What the task asks:
Please answer these questions about the mailing-list message, each on its own line:
(a) To whom is the message addressed in its "To" field?
(b) What does the message say hexagon needs added?
(c) Which bit does it propose for TIF_NOTIFY_RESUME on m68k?

═════ Excerpted text ═════

[<prev] [next>] [<thread-prev] [thread-next>] [day] [month] [year] [list]
Message-ID: <20120424072617.GB6871@ZenIV.linux.org.uk>
Date: Tue, 24 Apr 2012 08:26:17 +0100
From: Al Viro <viro@...IV.linux.org.uk>
To: Linus Torvalds <torvalds@...ux-foundation.org>
Cc: Oleg Nesterov <oleg@...hat.com>, linux-arch@...r.kernel.org,
linux-kernel@...r.kernel.org
Subject: Re: [RFC] TIF_NOTIFY_RESUME, arch/*/*/*signal*.c and all such
On Mon, Apr 23, 2012 at 07:01:50PM +0100, Al Viro wrote:
> BTW, I've looked into dealing with that; I think I have a tentative solution
> for all these architectures.
> * hexagon: just needs tracehook_notify_resume() added, everything
> else is already in place
> * score: TIF_NOTIFY_RESUME is defined *and* included into the
> "we need to call do_notify_resume()" logics in assembler glue; just need
> to add the usual boilerplate into said do_notify_resume()
> * um: glue in question is in C; easily dealt with, I can do that
> (and test the results) tonight
> * m68k: that'll need some glue changes; AFAICS, the easiest solution
> is to put TIF_NOTIFY_RESUME into bit 5 - then nommu glue needs no changes
> at all, and entry_mm.S needs two "jmi do_signal_return" replaced with
> "jne do_signal_return"; the code before those shifts bit 6 to MSBit and
> currently bits 0--5 are unused. Replacing "most significant bit is set" with
> "some bits are set" would do the right thing, AFAICT - make the sucker
> go into do_signal() handling if either TIF_SIGPENDING (bit 6) or
> TIF_NOTIFY_RESUME (bit 5) is set (at that point it has already checked that
> TIF_NEED_RESCHEDULE is not set). On top of that it will need the obvious
> changes in do_signal() itself - boilerplate added and current contents
> made conditional on TIF_SIGPENDING being set. I can only test that
> on aranym, though - all real m68k hardware I have is pining for fjords right
> now.

═════ Material ═════

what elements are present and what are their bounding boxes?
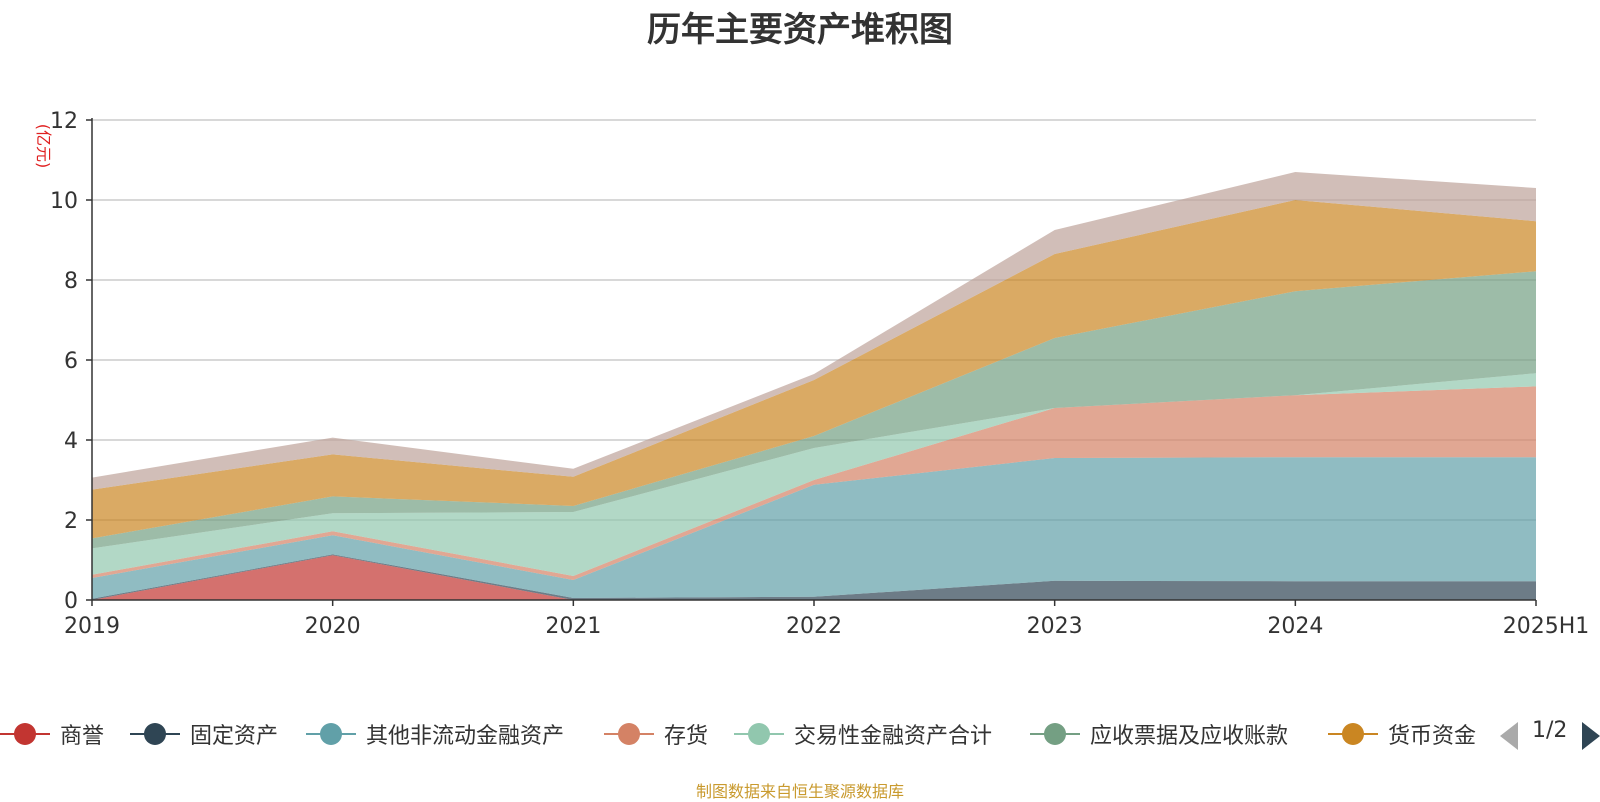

═════

Result below:
(a) Linus Torvalds
(b) tracehook_notify_resume()
(c) Bit 5